# ИСХОДНЫЕ ДАННЫЕ
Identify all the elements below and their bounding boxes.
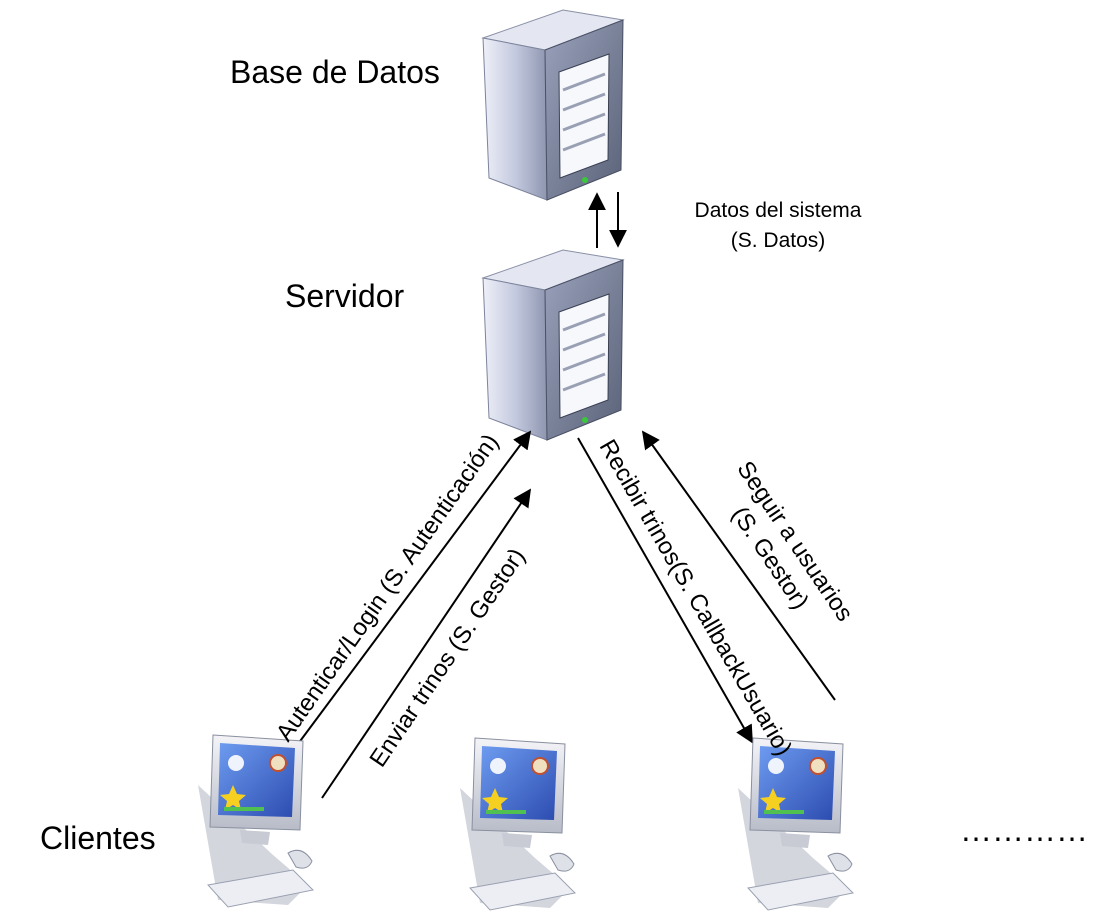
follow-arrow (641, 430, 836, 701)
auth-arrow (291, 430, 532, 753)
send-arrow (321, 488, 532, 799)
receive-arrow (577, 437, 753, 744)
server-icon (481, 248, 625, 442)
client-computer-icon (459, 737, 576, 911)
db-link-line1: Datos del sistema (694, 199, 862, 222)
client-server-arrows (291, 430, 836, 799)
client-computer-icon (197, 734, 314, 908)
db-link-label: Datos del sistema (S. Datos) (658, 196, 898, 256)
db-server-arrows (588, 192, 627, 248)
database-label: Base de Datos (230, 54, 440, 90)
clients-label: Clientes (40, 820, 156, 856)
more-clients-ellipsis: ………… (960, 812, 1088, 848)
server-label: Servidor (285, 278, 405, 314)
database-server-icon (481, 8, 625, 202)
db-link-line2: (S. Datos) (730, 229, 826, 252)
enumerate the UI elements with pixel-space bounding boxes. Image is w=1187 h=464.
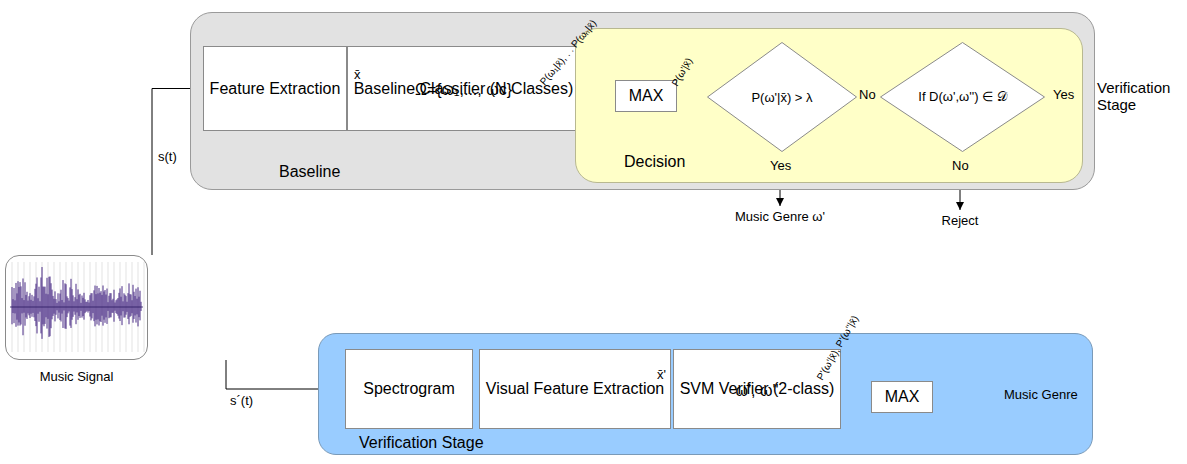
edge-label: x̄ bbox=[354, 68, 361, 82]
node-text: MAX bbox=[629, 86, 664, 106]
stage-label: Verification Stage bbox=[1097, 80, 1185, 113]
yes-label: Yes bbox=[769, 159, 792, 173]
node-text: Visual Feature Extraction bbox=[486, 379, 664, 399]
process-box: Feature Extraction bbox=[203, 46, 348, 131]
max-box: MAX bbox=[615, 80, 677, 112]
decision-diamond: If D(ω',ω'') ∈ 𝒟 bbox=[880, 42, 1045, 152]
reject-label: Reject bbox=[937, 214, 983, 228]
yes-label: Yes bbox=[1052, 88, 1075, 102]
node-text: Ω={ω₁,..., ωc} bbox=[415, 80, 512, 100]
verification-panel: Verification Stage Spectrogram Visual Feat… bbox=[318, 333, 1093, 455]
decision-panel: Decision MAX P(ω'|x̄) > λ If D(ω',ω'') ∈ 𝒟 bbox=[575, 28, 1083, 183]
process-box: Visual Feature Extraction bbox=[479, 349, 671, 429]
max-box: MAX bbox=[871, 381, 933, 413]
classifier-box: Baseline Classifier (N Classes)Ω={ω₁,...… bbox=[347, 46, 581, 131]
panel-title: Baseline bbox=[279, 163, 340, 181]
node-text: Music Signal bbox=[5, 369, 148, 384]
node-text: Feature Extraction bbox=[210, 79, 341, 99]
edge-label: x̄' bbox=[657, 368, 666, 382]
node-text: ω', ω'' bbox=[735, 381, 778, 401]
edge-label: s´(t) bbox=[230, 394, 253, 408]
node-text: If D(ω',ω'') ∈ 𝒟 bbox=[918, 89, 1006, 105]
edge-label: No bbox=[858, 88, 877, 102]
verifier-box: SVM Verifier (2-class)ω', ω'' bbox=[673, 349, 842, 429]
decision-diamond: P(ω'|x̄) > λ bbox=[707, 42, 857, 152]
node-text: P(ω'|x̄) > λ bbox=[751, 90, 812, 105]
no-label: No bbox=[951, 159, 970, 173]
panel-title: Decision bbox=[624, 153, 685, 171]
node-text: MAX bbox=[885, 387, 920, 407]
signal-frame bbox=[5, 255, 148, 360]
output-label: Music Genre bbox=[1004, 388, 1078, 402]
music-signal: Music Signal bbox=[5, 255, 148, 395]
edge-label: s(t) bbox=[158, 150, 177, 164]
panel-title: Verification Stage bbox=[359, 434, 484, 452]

# ЦЕЛЬ ЗАДАНИЯ
Отфильтруйте записи выше и оставьте только те строки, где встречается слово «Datos».

# ВЫПОЛНЕННОЕ ЗАДАНИЕ
db-link-line1: Datos del sistema (694, 199, 862, 222)
db-link-label: Datos del sistema (S. Datos) (658, 196, 898, 256)
database-label: Base de Datos (230, 54, 440, 90)
db-link-line2: (S. Datos) (730, 229, 826, 252)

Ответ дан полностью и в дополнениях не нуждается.